- Exercise task -
Leave out the pictures; transcribe all else exactly.

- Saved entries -
....

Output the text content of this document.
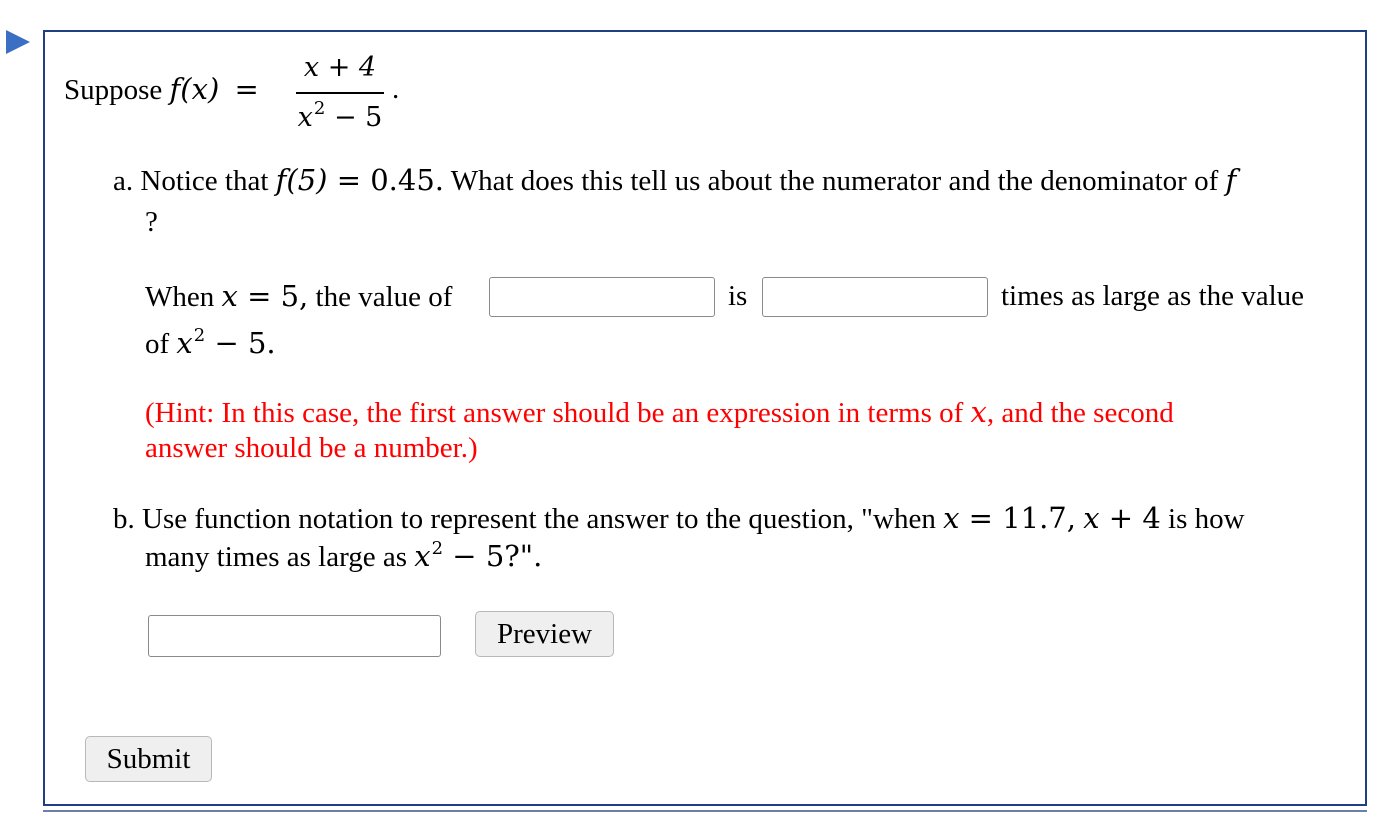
Suppose f(x) =
x + 4
$x^2 - 5$
.
a. Notice that f(5) = 0.45. What does this tell us about the numerator and the denominator of f
?
When x = 5, the value of	is	times as large as the value
of $x^2 - 5$.
(Hint: In this case, the first answer should be an expression in terms of x, and the second
answer should be a number.)
b. Use function notation to represent the answer to the question, "when x = 11.7, x + 4 is how
many times as large as $x^2 - 5$?".
Preview
Submit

....

- Solution -
Output the text content of this document.
Suppose f(x) =
x + 4
$x^2 - 5$
.
a. Notice that f(5) = 0.45. What does this tell us about the numerator and the denominator of f
?
When x = 5, the value of	is	times as large as the value
of $x^2 - 5$.
(Hint: In this case, the first answer should be an expression in terms of x, and the second
answer should be a number.)
b. Use function notation to represent the answer to the question, "when x = 11.7, x + 4 is how
many times as large as $x^2 - 5$?".
Preview
Submit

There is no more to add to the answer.